---------- Data in this exercise ----------
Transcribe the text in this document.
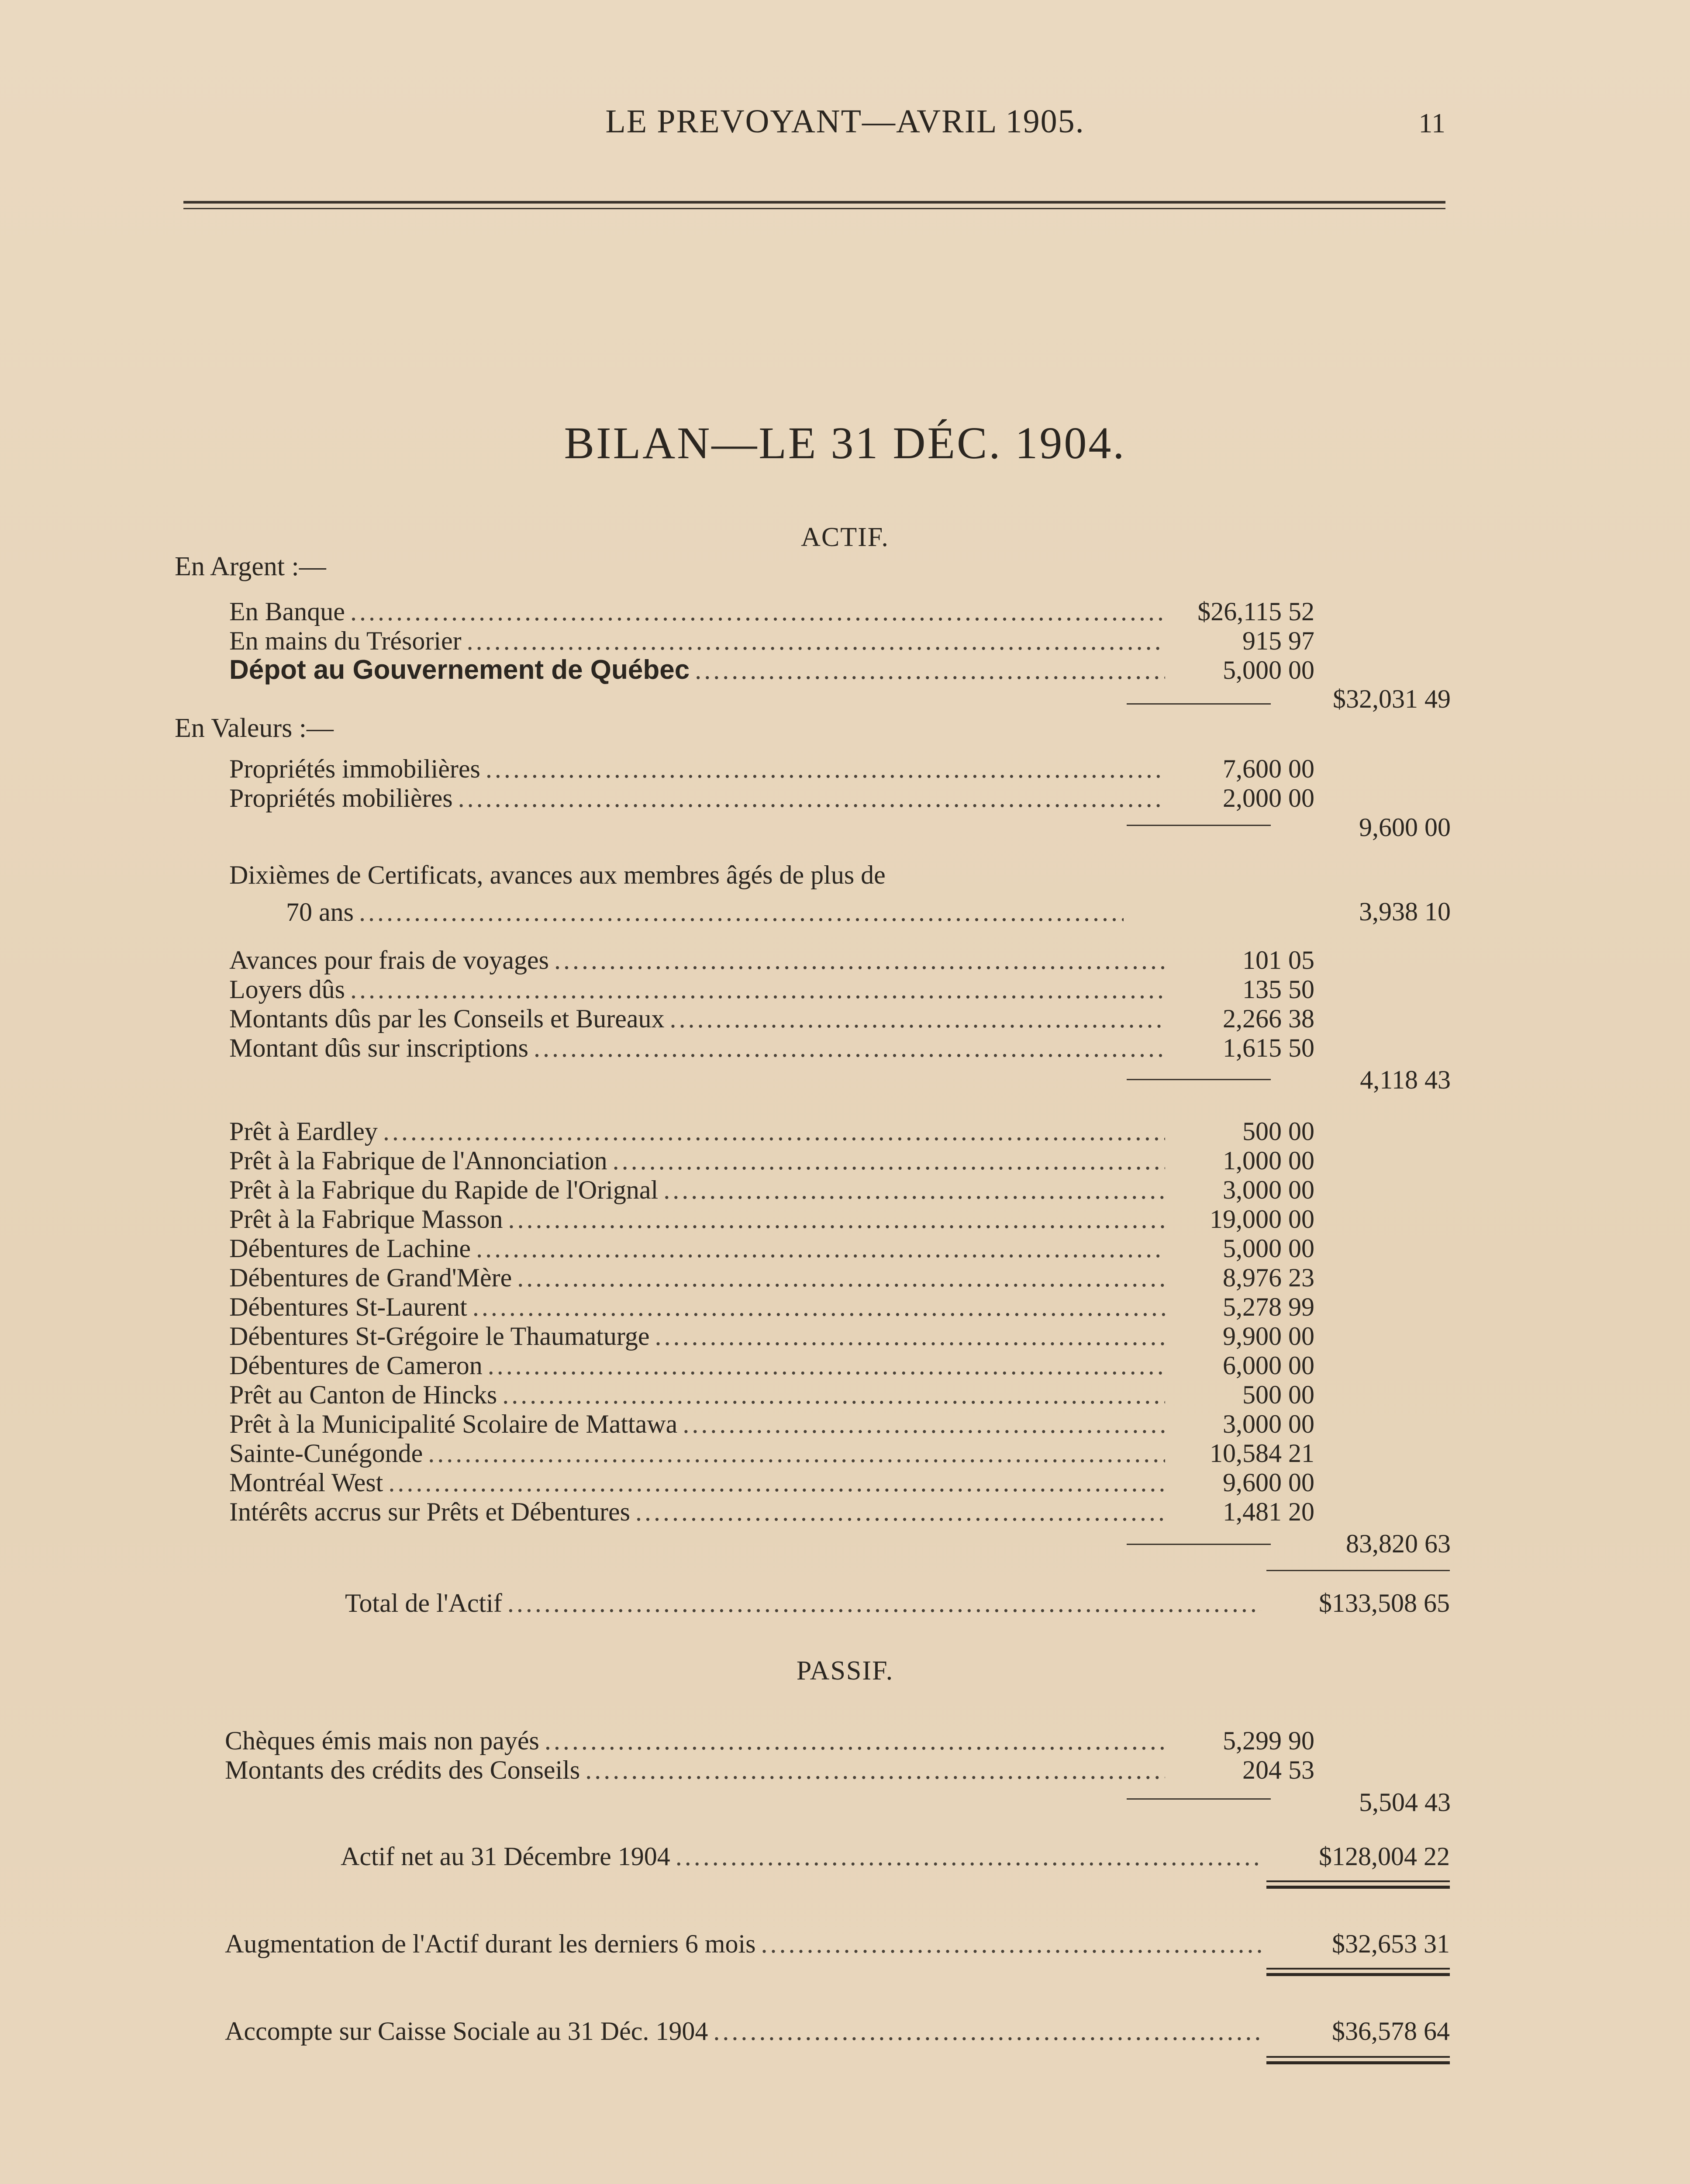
LE PREVOYANT—AVRIL 1905.	11
BILAN—LE 31 DÉC. 1904.
ACTIF.
En Argent :—
En Banque .....	$26,115 52
En mains du Trésorier .....	915 97
Dépot au Gouvernement de Québec .....	5,000 00
$32,031 49
En Valeurs :—
Propriétés immobilières .....	7,600 00
Propriétés mobilières .....	2,000 00
9,600 00
Dixièmes de Certificats, avances aux membres âgés de plus de
70 ans .....	3,938 10
Avances pour frais de voyages .....	101 05
Loyers dûs .....	135 50
Montants dûs par les Conseils et Bureaux .....	2,266 38
Montant dûs sur inscriptions .....	1,615 50
4,118 43
Prêt à Eardley .....	500 00
Prêt à la Fabrique de l'Annonciation .....	1,000 00
Prêt à la Fabrique du Rapide de l'Orignal .....	3,000 00
Prêt à la Fabrique Masson .....	19,000 00
Débentures de Lachine .....	5,000 00
Débentures de Grand'Mère .....	8,976 23
Débentures St-Laurent .....	5,278 99
Débentures St-Grégoire le Thaumaturge .....	9,900 00
Débentures de Cameron .....	6,000 00
Prêt au Canton de Hincks .....	500 00
Prêt à la Municipalité Scolaire de Mattawa .....	3,000 00
Sainte-Cunégonde .....	10,584 21
Montréal West .....	9,600 00
Intérêts accrus sur Prêts et Débentures .....	1,481 20
83,820 63
Total de l'Actif .....	$133,508 65
PASSIF.
Chèques émis mais non payés .....	5,299 90
Montants des crédits des Conseils .....	204 53
5,504 43
Actif net au 31 Décembre 1904 .....	$128,004 22
Augmentation de l'Actif durant les derniers 6 mois .....	$32,653 31
Accompte sur Caisse Sociale au 31 Déc. 1904 .....	$36,578 64
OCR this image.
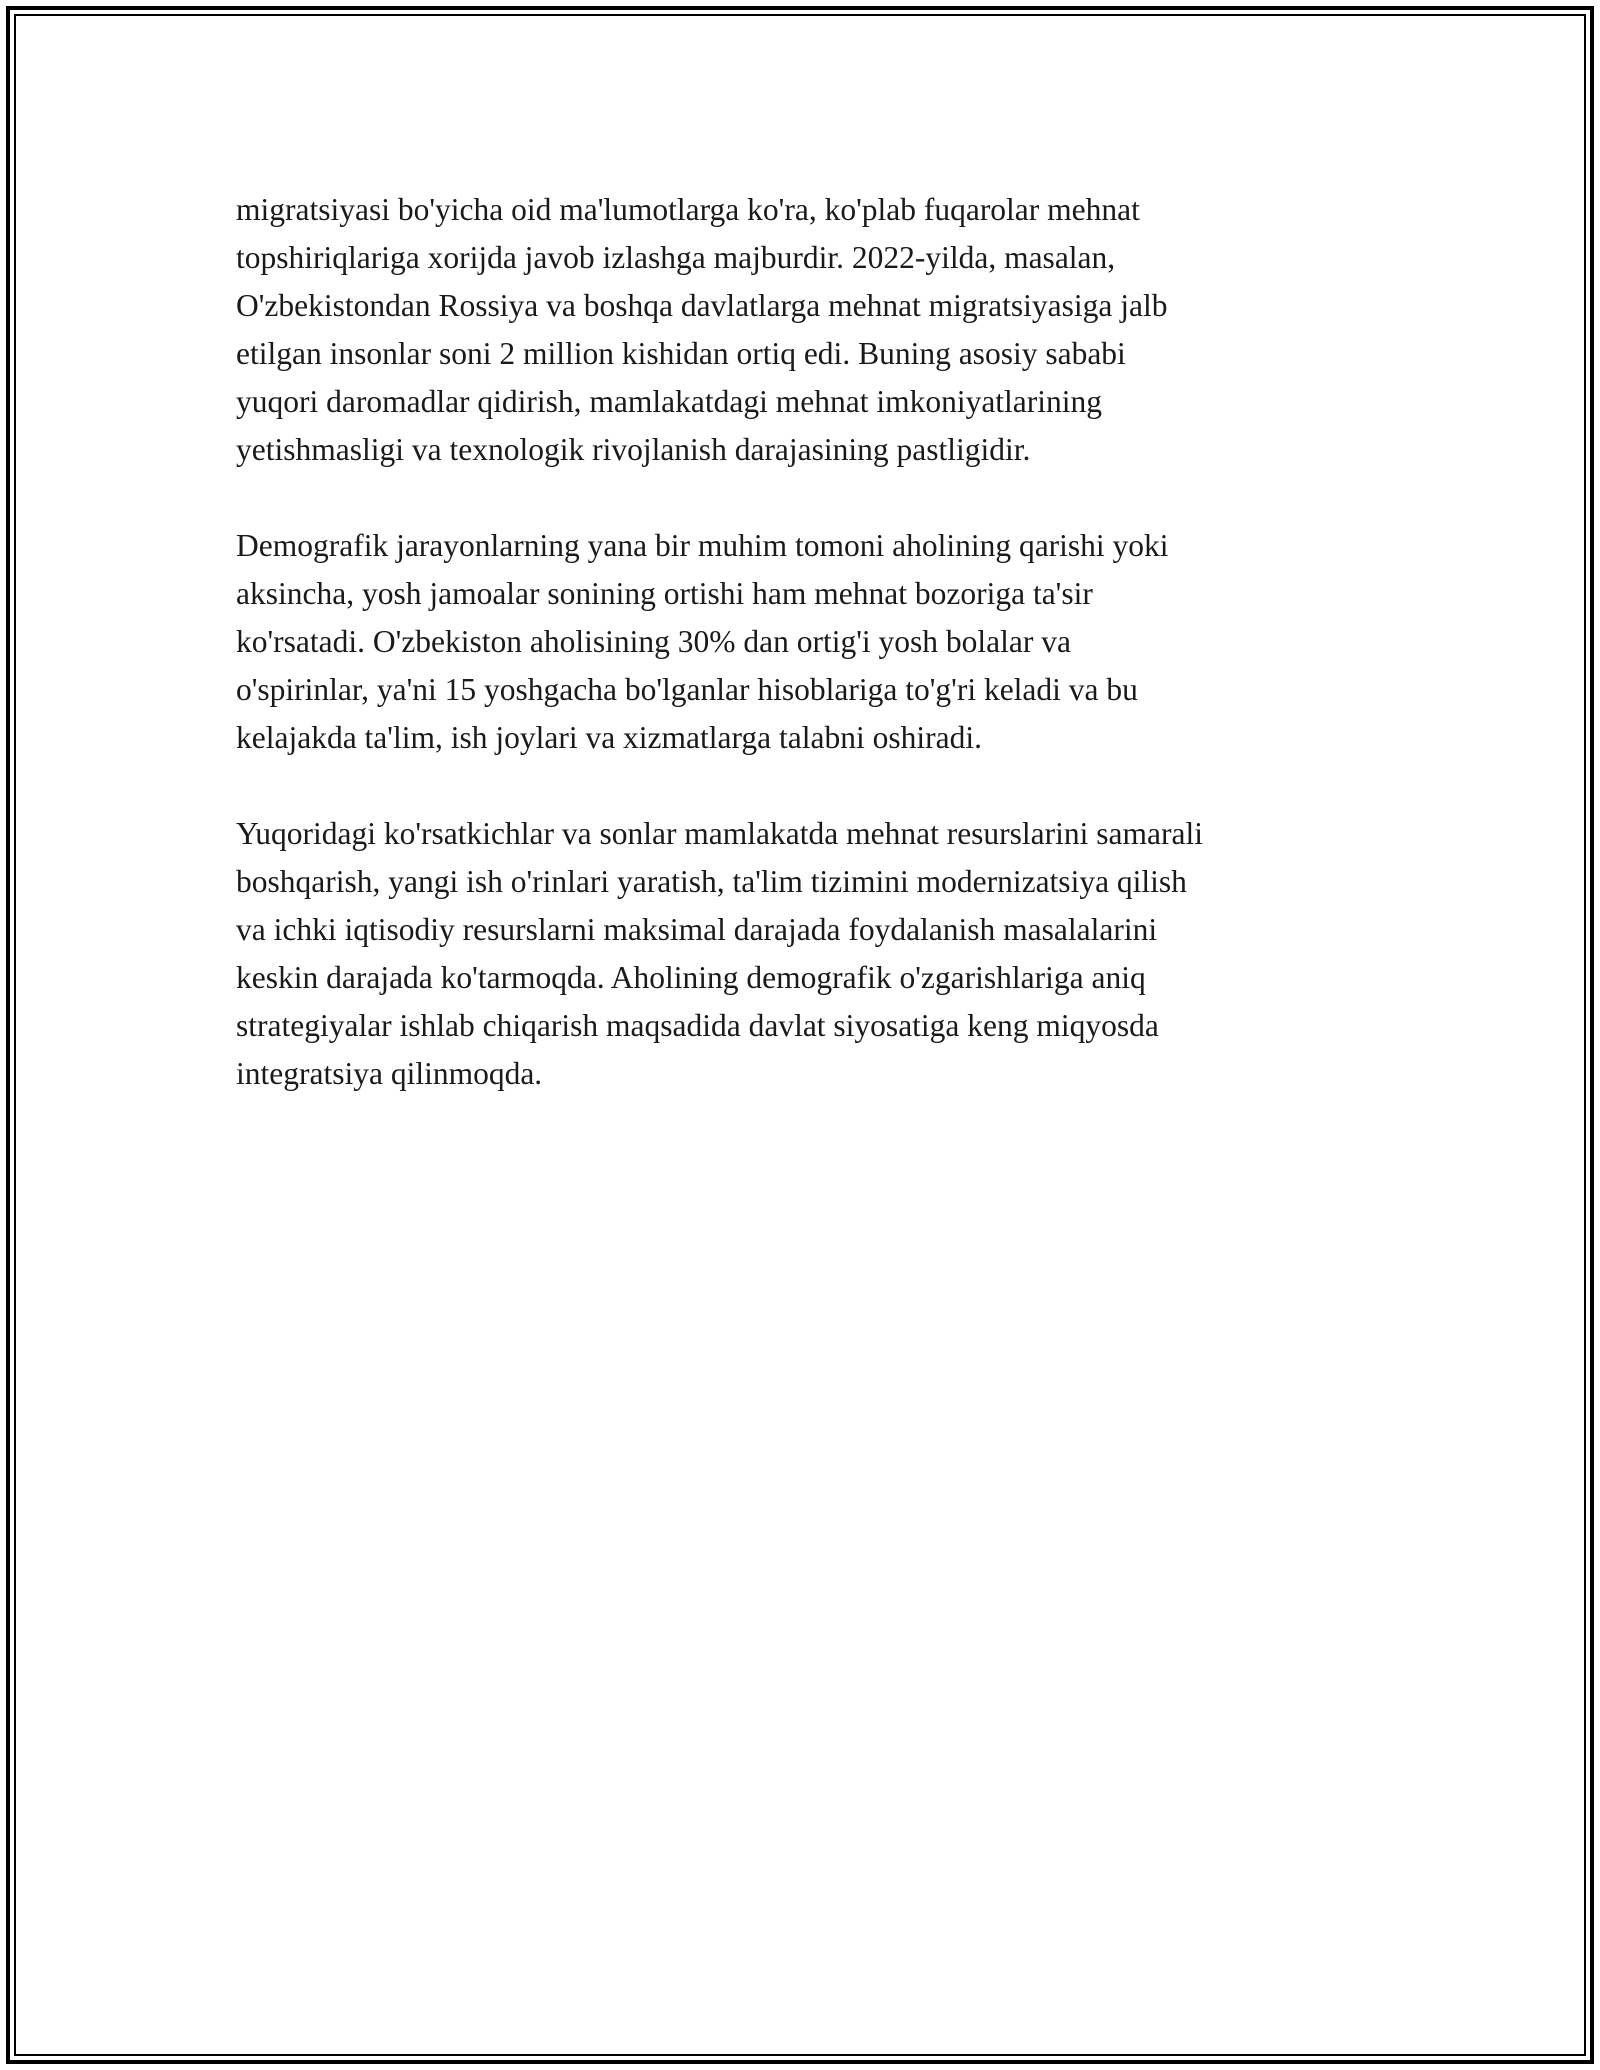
migratsiyasi bo'yicha oid ma'lumotlarga ko'ra, ko'plab fuqarolar mehnat
topshiriqlariga xorijda javob izlashga majburdir. 2022-yilda, masalan,
O'zbekistondan Rossiya va boshqa davlatlarga mehnat migratsiyasiga jalb
etilgan insonlar soni 2 million kishidan ortiq edi. Buning asosiy sababi
yuqori daromadlar qidirish, mamlakatdagi mehnat imkoniyatlarining
yetishmasligi va texnologik rivojlanish darajasining pastligidir.

Demografik jarayonlarning yana bir muhim tomoni aholining qarishi yoki
aksincha, yosh jamoalar sonining ortishi ham mehnat bozoriga ta'sir
ko'rsatadi. O'zbekiston aholisining 30% dan ortig'i yosh bolalar va
o'spirinlar, ya'ni 15 yoshgacha bo'lganlar hisoblariga to'g'ri keladi va bu
kelajakda ta'lim, ish joylari va xizmatlarga talabni oshiradi.

Yuqoridagi ko'rsatkichlar va sonlar mamlakatda mehnat resurslarini samarali
boshqarish, yangi ish o'rinlari yaratish, ta'lim tizimini modernizatsiya qilish
va ichki iqtisodiy resurslarni maksimal darajada foydalanish masalalarini
keskin darajada ko'tarmoqda. Aholining demografik o'zgarishlariga aniq
strategiyalar ishlab chiqarish maqsadida davlat siyosatiga keng miqyosda
integratsiya qilinmoqda.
----------
> Goal: Pictures excluded, copy exactly the lines running from the one with "OCR this image." through the last line of the material.

> Response to this exercise:
OCR this image.
migratsiyasi bo'yicha oid ma'lumotlarga ko'ra, ko'plab fuqarolar mehnat
topshiriqlariga xorijda javob izlashga majburdir. 2022-yilda, masalan,
O'zbekistondan Rossiya va boshqa davlatlarga mehnat migratsiyasiga jalb
etilgan insonlar soni 2 million kishidan ortiq edi. Buning asosiy sababi
yuqori daromadlar qidirish, mamlakatdagi mehnat imkoniyatlarining
yetishmasligi va texnologik rivojlanish darajasining pastligidir.

Demografik jarayonlarning yana bir muhim tomoni aholining qarishi yoki
aksincha, yosh jamoalar sonining ortishi ham mehnat bozoriga ta'sir
ko'rsatadi. O'zbekiston aholisining 30% dan ortig'i yosh bolalar va
o'spirinlar, ya'ni 15 yoshgacha bo'lganlar hisoblariga to'g'ri keladi va bu
kelajakda ta'lim, ish joylari va xizmatlarga talabni oshiradi.

Yuqoridagi ko'rsatkichlar va sonlar mamlakatda mehnat resurslarini samarali
boshqarish, yangi ish o'rinlari yaratish, ta'lim tizimini modernizatsiya qilish
va ichki iqtisodiy resurslarni maksimal darajada foydalanish masalalarini
keskin darajada ko'tarmoqda. Aholining demografik o'zgarishlariga aniq
strategiyalar ishlab chiqarish maqsadida davlat siyosatiga keng miqyosda
integratsiya qilinmoqda.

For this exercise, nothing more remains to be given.